(Data entries for graphics)
■ ■ ■ ■ ■ ■ ■
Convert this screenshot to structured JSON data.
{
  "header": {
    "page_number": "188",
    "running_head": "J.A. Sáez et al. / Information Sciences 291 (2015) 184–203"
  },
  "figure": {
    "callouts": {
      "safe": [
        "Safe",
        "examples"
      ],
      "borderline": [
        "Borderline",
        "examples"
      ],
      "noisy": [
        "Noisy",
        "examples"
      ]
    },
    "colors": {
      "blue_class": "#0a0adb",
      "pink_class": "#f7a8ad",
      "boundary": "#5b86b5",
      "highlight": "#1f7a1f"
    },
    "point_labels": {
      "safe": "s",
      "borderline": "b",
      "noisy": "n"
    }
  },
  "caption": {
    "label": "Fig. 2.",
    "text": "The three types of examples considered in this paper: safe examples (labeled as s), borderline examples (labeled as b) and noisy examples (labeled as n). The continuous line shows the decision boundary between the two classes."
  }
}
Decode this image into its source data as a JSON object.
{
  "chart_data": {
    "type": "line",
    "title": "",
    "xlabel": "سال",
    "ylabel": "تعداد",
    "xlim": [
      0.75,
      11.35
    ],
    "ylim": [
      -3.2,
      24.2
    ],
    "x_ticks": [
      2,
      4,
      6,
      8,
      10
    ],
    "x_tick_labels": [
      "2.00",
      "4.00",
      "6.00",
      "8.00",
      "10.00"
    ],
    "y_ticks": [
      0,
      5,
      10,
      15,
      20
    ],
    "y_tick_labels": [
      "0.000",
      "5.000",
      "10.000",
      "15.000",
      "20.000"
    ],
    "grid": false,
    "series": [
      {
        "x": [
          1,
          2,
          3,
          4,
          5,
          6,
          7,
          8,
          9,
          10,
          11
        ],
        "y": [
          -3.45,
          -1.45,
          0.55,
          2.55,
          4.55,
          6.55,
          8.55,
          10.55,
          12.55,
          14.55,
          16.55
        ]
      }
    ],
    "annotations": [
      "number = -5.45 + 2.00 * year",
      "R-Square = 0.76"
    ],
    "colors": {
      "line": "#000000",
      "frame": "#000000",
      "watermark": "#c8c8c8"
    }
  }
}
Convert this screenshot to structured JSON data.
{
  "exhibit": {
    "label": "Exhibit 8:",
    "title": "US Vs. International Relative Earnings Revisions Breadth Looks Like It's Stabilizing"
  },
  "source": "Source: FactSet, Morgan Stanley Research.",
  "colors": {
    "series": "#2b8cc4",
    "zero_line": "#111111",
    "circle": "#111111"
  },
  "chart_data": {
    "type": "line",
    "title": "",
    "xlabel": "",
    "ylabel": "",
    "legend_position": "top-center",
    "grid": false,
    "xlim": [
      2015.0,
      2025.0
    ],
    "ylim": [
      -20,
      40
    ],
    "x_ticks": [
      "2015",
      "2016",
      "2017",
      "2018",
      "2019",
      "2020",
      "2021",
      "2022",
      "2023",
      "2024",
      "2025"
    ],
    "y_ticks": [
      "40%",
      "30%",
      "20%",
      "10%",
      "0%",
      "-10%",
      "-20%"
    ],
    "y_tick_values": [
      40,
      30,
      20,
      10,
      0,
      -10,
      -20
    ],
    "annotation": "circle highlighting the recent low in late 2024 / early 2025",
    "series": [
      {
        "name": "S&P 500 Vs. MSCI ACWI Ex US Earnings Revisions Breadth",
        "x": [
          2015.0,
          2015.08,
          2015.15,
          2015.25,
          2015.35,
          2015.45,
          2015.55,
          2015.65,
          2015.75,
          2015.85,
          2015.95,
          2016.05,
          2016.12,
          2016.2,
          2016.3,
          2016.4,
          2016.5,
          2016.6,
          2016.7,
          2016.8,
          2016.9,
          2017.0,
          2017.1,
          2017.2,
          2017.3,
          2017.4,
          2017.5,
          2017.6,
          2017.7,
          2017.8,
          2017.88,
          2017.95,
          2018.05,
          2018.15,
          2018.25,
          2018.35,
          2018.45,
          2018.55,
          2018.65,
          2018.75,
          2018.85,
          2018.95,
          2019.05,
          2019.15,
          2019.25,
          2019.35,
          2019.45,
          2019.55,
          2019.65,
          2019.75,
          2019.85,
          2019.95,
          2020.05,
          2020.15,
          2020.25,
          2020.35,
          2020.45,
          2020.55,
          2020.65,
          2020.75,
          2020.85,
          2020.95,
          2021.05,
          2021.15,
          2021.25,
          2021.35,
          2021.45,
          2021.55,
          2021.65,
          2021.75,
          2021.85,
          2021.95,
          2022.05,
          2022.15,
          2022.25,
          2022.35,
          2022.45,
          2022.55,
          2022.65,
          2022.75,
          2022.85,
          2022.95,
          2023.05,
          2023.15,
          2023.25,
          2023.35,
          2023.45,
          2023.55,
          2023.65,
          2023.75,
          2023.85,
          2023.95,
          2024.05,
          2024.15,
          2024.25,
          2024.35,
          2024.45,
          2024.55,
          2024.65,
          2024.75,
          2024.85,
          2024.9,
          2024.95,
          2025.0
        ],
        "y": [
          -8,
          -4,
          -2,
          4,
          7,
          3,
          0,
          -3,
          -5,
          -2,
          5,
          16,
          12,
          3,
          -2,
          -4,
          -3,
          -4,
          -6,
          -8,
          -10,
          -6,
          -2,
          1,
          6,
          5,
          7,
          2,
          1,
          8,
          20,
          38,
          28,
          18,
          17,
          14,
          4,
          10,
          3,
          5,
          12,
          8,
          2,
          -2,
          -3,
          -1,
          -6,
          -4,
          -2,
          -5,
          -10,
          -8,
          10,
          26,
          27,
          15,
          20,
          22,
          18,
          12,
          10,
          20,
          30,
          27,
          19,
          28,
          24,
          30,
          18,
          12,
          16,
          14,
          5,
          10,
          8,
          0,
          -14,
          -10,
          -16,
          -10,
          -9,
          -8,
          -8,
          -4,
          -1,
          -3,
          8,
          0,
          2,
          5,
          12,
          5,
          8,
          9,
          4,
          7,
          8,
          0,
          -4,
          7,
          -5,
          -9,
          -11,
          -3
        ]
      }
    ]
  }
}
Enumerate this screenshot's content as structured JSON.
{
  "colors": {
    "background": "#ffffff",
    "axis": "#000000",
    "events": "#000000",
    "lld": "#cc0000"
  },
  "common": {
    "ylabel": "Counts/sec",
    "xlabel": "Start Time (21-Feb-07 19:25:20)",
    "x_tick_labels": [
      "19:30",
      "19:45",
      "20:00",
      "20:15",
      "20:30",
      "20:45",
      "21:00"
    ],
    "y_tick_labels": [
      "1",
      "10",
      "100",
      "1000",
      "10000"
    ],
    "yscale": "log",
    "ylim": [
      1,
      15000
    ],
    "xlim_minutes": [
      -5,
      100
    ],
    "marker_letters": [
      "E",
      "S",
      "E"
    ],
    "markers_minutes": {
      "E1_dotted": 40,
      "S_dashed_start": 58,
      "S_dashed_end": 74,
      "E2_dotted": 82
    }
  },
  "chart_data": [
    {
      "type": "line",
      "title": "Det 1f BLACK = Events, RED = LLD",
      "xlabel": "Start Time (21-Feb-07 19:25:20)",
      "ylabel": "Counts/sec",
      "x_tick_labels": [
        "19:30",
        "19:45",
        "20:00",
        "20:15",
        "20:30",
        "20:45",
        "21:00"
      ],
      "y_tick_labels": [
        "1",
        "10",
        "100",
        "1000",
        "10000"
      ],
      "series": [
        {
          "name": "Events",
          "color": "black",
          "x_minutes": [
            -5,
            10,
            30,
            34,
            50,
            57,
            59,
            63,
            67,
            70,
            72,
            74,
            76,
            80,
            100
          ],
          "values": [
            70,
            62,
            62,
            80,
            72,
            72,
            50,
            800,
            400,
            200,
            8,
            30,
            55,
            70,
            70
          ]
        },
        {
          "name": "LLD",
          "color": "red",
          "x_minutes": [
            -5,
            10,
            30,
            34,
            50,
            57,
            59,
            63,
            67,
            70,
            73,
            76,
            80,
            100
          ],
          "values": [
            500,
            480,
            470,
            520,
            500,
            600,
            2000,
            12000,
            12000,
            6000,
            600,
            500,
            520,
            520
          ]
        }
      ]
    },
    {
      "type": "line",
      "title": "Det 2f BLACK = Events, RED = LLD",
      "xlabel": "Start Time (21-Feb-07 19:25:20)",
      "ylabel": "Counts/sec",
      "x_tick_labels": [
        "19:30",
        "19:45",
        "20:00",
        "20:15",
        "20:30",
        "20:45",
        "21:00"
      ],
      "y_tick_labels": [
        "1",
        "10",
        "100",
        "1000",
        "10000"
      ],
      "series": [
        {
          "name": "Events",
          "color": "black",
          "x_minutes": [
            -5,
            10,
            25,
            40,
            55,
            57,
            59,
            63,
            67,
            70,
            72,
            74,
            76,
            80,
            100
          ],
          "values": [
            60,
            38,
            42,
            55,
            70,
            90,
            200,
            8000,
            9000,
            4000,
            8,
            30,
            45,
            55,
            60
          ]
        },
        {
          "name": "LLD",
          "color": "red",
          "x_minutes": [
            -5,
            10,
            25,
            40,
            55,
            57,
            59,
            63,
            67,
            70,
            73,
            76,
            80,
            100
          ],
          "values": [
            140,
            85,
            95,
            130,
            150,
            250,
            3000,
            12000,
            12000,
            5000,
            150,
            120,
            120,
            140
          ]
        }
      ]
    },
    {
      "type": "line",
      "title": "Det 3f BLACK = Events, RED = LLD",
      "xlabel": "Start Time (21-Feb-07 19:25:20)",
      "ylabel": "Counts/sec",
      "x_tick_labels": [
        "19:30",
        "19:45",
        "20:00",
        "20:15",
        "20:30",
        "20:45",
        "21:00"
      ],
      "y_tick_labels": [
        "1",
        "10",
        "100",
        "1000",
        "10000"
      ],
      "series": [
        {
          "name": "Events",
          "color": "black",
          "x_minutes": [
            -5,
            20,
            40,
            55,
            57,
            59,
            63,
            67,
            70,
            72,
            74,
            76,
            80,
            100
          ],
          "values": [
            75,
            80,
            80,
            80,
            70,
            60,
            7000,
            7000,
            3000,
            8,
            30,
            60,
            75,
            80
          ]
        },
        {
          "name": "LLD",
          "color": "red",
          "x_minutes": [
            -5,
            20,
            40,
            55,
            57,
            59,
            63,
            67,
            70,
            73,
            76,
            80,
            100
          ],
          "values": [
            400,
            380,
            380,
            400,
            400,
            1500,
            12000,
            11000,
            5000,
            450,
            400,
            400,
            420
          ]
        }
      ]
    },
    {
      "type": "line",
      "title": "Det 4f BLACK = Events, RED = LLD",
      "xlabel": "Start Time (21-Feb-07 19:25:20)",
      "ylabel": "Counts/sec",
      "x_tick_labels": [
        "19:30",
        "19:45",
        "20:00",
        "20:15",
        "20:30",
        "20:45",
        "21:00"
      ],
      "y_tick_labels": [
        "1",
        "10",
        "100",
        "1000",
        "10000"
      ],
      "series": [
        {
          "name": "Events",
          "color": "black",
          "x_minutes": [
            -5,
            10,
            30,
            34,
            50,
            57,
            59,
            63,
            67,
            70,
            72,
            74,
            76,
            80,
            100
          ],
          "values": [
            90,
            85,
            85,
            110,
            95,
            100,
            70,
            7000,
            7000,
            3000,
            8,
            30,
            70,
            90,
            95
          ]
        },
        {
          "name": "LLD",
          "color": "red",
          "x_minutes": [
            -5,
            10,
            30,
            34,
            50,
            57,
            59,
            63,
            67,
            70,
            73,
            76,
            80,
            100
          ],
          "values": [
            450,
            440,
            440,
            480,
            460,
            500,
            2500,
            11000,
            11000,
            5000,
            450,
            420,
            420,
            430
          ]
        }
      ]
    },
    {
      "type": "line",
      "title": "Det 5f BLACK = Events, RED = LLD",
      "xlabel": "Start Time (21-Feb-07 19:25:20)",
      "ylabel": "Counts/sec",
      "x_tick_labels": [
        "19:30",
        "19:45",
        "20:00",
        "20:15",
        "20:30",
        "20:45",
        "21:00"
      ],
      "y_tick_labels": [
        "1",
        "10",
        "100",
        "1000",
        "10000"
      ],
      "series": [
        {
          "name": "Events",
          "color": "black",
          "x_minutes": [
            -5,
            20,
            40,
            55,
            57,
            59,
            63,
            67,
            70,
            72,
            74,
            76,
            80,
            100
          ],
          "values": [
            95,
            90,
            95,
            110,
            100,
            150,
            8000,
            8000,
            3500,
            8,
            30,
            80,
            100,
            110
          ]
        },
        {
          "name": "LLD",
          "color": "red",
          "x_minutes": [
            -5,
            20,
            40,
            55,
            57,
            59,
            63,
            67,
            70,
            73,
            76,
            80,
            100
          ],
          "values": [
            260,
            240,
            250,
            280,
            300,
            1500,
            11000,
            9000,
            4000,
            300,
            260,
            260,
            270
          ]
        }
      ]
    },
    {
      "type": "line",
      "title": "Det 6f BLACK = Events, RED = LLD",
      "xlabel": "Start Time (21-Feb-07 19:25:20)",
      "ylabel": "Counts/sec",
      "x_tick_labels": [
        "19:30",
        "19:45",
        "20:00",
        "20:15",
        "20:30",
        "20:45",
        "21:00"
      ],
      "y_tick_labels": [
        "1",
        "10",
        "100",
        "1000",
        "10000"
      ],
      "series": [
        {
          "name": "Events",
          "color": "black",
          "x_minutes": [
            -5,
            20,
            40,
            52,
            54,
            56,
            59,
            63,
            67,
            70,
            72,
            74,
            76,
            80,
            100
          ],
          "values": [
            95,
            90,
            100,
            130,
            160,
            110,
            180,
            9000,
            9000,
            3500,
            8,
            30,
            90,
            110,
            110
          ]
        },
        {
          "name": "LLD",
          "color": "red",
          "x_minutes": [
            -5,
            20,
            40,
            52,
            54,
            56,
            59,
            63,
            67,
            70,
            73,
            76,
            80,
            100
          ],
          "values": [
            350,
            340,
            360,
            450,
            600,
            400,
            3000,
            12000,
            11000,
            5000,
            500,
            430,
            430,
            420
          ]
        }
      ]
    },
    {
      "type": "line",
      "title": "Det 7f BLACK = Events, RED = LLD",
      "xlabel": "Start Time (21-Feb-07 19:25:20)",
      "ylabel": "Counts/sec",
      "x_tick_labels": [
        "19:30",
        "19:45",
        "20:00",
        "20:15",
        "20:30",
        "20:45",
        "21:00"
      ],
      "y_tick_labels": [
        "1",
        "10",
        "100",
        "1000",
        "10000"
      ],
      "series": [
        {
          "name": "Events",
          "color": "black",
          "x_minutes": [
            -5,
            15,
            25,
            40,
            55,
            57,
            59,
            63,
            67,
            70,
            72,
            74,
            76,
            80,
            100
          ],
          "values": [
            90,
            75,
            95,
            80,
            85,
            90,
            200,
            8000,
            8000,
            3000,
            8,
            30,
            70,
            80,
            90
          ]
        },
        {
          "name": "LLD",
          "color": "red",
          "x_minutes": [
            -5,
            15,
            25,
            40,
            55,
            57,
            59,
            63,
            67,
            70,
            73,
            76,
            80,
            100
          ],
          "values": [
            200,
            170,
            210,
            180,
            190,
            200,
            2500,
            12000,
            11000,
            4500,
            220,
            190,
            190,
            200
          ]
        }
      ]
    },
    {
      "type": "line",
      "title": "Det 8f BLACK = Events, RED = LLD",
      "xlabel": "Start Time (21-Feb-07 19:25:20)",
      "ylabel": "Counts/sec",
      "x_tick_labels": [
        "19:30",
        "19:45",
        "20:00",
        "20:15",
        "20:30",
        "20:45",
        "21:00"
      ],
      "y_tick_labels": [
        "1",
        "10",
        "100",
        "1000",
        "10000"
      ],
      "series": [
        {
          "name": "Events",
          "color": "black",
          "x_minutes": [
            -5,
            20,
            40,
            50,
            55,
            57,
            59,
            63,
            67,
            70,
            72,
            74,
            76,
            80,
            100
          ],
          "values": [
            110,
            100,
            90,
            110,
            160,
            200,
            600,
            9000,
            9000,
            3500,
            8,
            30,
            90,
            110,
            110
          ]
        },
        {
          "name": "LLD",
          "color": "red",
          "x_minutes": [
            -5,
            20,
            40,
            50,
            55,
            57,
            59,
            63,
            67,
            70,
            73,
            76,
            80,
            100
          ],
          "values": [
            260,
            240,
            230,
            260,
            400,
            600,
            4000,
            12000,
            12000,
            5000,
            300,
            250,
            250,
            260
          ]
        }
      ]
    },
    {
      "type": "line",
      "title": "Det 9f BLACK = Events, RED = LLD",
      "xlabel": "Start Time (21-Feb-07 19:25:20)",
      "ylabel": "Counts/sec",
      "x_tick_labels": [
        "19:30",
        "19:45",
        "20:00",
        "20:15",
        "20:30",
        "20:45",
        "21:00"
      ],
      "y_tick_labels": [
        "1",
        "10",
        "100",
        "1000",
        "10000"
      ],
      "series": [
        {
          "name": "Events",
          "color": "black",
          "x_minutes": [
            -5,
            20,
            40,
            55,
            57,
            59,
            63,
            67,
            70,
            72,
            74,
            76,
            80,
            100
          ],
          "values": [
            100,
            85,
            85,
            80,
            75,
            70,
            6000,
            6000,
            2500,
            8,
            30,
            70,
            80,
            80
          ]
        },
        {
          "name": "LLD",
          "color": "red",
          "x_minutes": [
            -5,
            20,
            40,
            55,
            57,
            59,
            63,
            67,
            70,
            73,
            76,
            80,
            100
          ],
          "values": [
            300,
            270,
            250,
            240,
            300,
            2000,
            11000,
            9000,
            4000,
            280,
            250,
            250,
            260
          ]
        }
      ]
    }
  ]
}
■ ■ ■ ■ ■ ■ ■
### THE EXERCISE
Show each line of the listing that holds the string "JSON".

### RESPONSE
Convert this screenshot to structured JSON data.
Decode this image into its source data as a JSON object.
Convert this screenshot to structured JSON data.
Enumerate this screenshot's content as structured JSON.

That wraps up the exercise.